_Data listing_:
.....
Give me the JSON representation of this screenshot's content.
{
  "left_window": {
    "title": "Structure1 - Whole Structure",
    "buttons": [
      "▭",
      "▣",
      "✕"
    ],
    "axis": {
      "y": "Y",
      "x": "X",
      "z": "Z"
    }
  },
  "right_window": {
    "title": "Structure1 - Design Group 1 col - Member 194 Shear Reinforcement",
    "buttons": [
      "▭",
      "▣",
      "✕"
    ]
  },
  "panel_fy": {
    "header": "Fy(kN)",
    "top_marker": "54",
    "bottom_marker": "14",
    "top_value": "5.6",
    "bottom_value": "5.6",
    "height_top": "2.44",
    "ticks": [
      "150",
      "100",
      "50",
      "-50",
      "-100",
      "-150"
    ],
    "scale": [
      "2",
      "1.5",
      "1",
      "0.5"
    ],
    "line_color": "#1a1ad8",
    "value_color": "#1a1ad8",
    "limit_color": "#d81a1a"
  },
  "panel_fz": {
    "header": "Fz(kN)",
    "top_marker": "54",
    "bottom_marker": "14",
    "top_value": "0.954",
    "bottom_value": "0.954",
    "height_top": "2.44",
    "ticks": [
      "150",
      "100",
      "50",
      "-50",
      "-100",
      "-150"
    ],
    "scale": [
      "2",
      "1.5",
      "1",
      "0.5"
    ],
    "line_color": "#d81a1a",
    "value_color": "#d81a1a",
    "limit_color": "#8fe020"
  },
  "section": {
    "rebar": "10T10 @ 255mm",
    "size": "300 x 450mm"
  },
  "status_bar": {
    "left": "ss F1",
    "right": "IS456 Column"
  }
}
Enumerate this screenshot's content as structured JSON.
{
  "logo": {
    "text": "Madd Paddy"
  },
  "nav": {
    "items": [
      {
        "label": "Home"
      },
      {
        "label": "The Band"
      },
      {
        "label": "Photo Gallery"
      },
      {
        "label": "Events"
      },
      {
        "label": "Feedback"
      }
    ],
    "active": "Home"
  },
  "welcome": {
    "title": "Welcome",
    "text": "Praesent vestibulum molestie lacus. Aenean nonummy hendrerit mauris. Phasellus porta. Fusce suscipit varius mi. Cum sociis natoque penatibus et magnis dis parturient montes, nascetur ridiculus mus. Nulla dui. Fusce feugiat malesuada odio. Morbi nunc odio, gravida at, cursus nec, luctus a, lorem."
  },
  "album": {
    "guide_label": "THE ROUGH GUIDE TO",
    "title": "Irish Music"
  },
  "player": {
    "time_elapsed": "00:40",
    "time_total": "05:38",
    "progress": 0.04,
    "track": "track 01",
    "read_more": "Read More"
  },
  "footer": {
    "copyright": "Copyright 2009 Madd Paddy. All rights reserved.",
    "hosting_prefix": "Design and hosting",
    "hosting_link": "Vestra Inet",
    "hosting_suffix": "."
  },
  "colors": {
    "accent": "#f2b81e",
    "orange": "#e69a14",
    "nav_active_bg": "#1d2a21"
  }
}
.....
_Requirement_: Retype the data in full and match it exactly.

_Full solution_:
Give me the JSON representation of this screenshot's content.
{
  "left_window": {
    "title": "Structure1 - Whole Structure",
    "buttons": [
      "▭",
      "▣",
      "✕"
    ],
    "axis": {
      "y": "Y",
      "x": "X",
      "z": "Z"
    }
  },
  "right_window": {
    "title": "Structure1 - Design Group 1 col - Member 194 Shear Reinforcement",
    "buttons": [
      "▭",
      "▣",
      "✕"
    ]
  },
  "panel_fy": {
    "header": "Fy(kN)",
    "top_marker": "54",
    "bottom_marker": "14",
    "top_value": "5.6",
    "bottom_value": "5.6",
    "height_top": "2.44",
    "ticks": [
      "150",
      "100",
      "50",
      "-50",
      "-100",
      "-150"
    ],
    "scale": [
      "2",
      "1.5",
      "1",
      "0.5"
    ],
    "line_color": "#1a1ad8",
    "value_color": "#1a1ad8",
    "limit_color": "#d81a1a"
  },
  "panel_fz": {
    "header": "Fz(kN)",
    "top_marker": "54",
    "bottom_marker": "14",
    "top_value": "0.954",
    "bottom_value": "0.954",
    "height_top": "2.44",
    "ticks": [
      "150",
      "100",
      "50",
      "-50",
      "-100",
      "-150"
    ],
    "scale": [
      "2",
      "1.5",
      "1",
      "0.5"
    ],
    "line_color": "#d81a1a",
    "value_color": "#d81a1a",
    "limit_color": "#8fe020"
  },
  "section": {
    "rebar": "10T10 @ 255mm",
    "size": "300 x 450mm"
  },
  "status_bar": {
    "left": "ss F1",
    "right": "IS456 Column"
  }
}
Enumerate this screenshot's content as structured JSON.
{
  "logo": {
    "text": "Madd Paddy"
  },
  "nav": {
    "items": [
      {
        "label": "Home"
      },
      {
        "label": "The Band"
      },
      {
        "label": "Photo Gallery"
      },
      {
        "label": "Events"
      },
      {
        "label": "Feedback"
      }
    ],
    "active": "Home"
  },
  "welcome": {
    "title": "Welcome",
    "text": "Praesent vestibulum molestie lacus. Aenean nonummy hendrerit mauris. Phasellus porta. Fusce suscipit varius mi. Cum sociis natoque penatibus et magnis dis parturient montes, nascetur ridiculus mus. Nulla dui. Fusce feugiat malesuada odio. Morbi nunc odio, gravida at, cursus nec, luctus a, lorem."
  },
  "album": {
    "guide_label": "THE ROUGH GUIDE TO",
    "title": "Irish Music"
  },
  "player": {
    "time_elapsed": "00:40",
    "time_total": "05:38",
    "progress": 0.04,
    "track": "track 01",
    "read_more": "Read More"
  },
  "footer": {
    "copyright": "Copyright 2009 Madd Paddy. All rights reserved.",
    "hosting_prefix": "Design and hosting",
    "hosting_link": "Vestra Inet",
    "hosting_suffix": "."
  },
  "colors": {
    "accent": "#f2b81e",
    "orange": "#e69a14",
    "nav_active_bg": "#1d2a21"
  }
}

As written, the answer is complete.